PROBLEM DESCRIPTION:
Find how many lines hold the word "segment" and give that number only.

(Excerpts from a figure dataset)
________________________________________
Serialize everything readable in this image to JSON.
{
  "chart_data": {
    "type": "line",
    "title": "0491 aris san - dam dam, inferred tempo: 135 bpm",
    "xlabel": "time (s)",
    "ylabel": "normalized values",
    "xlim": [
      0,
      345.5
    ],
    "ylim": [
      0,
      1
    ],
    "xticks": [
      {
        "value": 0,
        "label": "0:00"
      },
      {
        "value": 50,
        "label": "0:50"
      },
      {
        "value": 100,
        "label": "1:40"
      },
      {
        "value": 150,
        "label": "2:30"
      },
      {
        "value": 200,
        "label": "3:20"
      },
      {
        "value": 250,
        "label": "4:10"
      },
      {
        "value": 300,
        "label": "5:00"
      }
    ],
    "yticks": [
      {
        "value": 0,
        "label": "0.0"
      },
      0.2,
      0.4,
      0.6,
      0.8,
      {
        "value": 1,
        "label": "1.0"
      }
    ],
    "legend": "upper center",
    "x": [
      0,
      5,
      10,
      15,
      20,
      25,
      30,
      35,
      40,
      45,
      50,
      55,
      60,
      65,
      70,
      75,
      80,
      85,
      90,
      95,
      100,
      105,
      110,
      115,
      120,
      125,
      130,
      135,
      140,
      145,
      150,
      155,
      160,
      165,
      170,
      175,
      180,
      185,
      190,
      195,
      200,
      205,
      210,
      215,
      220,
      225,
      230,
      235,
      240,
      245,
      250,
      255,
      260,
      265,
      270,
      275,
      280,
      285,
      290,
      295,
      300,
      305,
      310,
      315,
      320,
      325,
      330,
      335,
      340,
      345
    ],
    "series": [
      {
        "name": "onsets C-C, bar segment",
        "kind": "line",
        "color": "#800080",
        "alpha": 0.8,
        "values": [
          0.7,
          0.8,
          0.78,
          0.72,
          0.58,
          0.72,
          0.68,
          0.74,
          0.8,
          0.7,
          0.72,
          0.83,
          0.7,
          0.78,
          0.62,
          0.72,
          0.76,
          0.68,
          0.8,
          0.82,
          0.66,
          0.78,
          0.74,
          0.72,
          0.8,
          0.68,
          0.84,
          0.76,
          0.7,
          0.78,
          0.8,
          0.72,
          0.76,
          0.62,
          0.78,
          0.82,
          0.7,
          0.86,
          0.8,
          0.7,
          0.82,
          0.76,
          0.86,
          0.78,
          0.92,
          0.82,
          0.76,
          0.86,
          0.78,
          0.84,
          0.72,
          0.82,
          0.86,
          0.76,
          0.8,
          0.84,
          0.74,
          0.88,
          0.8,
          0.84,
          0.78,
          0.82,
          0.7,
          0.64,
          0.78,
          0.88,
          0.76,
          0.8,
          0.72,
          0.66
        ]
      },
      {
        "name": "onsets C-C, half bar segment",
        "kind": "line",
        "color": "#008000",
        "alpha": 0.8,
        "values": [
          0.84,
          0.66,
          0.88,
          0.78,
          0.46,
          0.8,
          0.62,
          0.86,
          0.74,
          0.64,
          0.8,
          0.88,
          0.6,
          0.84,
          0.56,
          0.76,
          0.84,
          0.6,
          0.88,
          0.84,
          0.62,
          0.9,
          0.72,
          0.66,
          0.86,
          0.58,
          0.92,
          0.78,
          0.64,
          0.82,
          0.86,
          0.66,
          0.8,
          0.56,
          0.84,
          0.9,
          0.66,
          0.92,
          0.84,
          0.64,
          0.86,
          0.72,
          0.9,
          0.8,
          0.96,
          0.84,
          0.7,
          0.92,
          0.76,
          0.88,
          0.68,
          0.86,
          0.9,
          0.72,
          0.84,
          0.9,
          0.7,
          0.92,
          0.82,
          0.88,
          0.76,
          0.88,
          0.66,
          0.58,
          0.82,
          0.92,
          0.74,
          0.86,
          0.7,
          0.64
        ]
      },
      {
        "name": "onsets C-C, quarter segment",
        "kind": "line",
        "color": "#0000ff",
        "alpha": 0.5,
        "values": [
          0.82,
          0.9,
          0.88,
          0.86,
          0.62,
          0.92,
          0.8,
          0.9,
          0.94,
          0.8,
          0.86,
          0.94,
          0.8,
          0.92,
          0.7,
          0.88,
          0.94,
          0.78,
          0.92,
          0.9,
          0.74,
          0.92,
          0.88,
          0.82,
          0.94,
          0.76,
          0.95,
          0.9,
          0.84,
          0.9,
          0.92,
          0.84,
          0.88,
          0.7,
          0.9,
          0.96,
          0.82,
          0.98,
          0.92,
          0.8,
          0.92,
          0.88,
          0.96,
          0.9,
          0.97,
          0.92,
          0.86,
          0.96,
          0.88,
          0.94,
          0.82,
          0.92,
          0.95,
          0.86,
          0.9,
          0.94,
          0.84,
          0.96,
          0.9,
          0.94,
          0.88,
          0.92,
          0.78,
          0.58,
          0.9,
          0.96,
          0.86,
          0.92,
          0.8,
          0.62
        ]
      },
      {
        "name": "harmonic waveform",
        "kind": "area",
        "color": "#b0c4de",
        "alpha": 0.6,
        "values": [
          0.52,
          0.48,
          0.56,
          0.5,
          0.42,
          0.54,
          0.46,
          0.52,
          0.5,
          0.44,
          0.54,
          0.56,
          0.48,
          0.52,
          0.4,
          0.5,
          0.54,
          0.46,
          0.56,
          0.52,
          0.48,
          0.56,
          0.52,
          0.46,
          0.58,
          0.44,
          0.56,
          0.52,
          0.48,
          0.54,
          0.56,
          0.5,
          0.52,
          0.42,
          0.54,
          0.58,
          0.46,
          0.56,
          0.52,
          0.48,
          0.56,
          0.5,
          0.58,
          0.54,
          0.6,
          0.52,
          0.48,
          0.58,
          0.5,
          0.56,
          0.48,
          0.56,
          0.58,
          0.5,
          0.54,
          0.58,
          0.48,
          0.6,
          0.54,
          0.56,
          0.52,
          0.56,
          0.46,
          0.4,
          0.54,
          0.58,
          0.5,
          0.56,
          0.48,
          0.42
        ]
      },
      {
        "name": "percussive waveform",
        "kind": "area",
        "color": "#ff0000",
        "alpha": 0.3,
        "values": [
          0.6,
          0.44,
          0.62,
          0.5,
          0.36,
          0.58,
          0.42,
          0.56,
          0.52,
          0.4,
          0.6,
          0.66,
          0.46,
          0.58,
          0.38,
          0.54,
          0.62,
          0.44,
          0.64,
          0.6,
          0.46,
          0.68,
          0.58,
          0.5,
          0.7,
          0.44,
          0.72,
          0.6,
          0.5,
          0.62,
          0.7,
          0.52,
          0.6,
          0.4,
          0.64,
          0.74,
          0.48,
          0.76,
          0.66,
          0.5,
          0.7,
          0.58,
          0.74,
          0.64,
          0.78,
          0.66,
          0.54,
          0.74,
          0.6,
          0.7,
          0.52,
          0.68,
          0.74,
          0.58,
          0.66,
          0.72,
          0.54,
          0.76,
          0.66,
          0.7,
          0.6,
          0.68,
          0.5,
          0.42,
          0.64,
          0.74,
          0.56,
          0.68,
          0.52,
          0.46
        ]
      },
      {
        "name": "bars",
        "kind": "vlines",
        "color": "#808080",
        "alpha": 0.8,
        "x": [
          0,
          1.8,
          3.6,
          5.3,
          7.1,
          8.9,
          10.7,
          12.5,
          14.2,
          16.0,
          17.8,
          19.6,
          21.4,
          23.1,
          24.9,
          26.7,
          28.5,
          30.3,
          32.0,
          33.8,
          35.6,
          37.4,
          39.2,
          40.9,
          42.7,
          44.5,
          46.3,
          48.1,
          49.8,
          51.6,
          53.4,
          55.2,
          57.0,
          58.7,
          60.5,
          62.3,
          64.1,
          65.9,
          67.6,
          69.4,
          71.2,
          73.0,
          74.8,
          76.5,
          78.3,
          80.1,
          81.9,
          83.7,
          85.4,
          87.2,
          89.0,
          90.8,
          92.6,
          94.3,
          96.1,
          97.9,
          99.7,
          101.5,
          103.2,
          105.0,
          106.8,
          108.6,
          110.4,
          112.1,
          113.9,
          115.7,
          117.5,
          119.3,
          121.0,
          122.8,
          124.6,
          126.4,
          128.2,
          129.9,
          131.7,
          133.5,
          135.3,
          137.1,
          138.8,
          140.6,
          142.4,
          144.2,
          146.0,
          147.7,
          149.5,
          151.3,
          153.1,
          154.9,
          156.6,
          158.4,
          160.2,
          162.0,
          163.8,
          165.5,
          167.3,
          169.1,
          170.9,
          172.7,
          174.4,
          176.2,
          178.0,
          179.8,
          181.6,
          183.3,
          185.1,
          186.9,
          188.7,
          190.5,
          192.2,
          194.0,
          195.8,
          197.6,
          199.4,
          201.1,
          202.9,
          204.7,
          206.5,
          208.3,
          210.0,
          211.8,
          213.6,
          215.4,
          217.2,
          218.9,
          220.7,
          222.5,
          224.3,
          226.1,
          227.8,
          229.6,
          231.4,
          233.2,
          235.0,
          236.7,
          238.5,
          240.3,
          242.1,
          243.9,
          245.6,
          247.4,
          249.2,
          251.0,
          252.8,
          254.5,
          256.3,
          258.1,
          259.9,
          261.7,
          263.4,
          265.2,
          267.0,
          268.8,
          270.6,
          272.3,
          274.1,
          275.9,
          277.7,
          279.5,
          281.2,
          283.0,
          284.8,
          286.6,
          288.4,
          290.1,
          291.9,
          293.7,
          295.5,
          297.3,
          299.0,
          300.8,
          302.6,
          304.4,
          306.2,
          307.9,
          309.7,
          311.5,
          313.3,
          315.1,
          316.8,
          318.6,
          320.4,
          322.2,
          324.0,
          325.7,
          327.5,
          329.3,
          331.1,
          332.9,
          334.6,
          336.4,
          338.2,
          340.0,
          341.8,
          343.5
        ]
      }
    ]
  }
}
________________________________________
CORRECT RESPONSE:
3